> **THE TASK**
Only the number is needed: how many lines of the entries below contain the word "weighted".

> **DATA TO EXAMINE**

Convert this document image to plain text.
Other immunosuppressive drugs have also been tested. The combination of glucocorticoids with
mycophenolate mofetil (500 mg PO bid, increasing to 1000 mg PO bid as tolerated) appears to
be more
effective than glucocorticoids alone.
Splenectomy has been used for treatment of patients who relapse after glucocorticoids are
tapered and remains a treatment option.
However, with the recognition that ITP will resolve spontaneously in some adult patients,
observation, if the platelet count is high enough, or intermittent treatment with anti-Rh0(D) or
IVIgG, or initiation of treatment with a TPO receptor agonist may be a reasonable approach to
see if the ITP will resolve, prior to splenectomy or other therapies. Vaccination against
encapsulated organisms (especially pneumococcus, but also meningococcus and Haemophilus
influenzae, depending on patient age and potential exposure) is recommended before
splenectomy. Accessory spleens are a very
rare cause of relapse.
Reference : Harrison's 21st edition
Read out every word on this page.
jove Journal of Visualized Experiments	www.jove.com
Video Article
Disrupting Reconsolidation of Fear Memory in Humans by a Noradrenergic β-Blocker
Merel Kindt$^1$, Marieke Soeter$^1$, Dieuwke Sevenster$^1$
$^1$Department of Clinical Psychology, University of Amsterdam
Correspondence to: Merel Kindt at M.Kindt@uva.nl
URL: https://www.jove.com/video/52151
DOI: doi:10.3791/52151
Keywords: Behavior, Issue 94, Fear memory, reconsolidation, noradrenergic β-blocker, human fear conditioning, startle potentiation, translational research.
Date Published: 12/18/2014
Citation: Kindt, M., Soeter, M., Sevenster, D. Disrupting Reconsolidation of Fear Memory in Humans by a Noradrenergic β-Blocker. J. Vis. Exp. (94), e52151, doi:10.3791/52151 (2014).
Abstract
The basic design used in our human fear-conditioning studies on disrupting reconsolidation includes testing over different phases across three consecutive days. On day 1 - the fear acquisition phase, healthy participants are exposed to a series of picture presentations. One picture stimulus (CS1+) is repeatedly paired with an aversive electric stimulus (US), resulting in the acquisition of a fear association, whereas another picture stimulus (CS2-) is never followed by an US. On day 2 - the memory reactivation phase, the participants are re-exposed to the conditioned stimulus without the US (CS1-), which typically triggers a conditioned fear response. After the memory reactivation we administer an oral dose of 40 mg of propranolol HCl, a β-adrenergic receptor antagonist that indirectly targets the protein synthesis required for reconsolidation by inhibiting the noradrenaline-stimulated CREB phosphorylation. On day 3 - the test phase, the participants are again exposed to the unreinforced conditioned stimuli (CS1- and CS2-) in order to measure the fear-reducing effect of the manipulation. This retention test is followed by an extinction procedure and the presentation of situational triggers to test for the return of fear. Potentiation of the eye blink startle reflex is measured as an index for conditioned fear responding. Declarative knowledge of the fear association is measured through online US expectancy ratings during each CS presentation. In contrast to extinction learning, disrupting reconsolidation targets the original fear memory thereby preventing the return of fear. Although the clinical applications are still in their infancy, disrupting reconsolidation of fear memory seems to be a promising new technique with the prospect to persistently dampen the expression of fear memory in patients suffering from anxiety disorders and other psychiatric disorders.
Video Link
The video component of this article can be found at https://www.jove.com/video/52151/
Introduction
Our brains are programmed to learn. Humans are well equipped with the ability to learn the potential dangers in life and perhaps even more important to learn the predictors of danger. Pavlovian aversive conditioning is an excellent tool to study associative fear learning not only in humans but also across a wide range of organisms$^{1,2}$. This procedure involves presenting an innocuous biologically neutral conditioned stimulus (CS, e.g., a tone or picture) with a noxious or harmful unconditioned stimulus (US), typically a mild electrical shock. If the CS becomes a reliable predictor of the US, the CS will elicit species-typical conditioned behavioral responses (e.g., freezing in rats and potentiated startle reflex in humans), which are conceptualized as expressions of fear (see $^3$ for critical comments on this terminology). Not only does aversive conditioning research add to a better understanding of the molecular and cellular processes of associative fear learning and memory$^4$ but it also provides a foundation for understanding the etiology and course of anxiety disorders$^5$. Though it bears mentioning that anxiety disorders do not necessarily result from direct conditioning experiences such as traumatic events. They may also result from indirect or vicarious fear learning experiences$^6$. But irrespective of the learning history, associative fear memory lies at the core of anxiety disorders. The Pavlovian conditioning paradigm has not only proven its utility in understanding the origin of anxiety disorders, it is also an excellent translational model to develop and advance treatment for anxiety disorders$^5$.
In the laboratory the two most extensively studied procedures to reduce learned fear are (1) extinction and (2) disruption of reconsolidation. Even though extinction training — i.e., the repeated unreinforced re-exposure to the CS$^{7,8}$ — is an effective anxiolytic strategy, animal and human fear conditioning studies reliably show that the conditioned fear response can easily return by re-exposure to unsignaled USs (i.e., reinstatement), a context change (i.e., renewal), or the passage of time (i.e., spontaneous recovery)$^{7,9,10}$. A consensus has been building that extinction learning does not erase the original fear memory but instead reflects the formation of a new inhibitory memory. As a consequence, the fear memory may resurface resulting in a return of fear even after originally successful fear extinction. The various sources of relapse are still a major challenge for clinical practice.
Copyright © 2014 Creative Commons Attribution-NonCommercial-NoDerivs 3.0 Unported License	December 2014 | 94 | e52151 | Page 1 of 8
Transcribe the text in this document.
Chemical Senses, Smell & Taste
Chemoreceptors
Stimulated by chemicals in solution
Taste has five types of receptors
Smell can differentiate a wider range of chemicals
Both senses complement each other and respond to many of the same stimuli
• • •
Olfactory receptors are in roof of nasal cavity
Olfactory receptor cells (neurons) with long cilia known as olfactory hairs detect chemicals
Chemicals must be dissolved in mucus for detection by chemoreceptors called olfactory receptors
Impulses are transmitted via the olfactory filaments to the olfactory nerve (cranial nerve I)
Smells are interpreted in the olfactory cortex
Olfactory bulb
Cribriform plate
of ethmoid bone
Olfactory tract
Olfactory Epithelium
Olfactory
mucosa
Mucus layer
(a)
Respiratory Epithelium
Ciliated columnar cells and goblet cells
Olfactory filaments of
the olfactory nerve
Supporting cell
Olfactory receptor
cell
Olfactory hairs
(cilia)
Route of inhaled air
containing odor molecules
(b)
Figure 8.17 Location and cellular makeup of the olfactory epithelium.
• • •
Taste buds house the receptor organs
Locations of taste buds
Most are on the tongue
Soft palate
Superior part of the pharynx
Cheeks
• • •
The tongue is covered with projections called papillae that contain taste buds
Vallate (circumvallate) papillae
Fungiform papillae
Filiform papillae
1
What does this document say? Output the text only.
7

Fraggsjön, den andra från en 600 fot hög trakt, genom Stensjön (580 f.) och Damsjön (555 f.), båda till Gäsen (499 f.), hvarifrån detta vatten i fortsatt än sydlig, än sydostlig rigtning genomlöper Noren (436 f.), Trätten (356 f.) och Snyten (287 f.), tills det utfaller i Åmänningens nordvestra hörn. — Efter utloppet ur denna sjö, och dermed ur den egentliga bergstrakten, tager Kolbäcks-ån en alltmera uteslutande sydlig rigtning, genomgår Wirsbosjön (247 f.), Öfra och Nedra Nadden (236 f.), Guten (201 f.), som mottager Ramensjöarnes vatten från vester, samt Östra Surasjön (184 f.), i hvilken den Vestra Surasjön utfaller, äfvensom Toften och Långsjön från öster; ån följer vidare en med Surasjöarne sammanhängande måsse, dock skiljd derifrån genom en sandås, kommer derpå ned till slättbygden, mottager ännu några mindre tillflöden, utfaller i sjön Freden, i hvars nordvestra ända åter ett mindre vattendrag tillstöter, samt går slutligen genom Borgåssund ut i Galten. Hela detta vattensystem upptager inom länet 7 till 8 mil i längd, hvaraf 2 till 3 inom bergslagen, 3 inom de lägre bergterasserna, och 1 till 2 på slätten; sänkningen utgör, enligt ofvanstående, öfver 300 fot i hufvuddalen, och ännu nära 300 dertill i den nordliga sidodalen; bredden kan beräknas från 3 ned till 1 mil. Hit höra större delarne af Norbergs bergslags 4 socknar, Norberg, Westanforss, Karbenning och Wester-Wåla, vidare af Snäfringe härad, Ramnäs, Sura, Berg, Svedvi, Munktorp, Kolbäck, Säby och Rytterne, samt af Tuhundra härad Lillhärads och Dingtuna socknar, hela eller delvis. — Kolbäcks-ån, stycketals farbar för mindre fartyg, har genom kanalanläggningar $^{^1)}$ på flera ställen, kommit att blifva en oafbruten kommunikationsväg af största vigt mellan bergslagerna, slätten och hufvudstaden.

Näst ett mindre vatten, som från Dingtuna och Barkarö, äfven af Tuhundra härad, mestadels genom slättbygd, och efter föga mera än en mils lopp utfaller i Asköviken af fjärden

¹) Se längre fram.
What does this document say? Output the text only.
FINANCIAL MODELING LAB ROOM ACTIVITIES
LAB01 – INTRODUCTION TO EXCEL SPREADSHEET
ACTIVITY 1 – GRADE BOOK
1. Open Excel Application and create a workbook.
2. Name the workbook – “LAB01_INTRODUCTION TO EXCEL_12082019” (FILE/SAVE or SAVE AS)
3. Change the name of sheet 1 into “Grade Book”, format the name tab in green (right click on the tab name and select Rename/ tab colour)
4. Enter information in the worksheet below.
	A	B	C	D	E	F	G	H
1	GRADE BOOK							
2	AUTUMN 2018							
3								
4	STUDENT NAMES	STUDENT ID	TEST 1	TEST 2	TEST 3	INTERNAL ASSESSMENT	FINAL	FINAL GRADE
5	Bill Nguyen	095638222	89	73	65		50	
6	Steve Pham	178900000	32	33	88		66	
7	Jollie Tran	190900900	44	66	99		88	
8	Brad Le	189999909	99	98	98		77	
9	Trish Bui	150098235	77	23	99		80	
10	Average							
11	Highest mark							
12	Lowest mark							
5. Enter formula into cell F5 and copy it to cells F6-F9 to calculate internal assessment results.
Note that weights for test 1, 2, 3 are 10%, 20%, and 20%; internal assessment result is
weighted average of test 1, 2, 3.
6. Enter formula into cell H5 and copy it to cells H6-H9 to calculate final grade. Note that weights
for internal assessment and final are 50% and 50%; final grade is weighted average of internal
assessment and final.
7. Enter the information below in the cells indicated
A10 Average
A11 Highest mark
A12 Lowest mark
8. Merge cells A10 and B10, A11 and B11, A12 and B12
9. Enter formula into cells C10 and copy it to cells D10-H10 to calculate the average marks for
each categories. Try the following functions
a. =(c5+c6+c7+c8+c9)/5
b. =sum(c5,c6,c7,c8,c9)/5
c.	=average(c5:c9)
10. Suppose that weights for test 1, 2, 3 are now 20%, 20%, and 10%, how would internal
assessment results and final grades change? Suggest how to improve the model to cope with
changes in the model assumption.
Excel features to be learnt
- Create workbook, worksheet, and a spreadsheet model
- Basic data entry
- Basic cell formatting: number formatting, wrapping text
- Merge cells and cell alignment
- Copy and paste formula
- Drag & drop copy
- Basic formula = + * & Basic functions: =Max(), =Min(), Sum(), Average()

> **SOLUTION**
2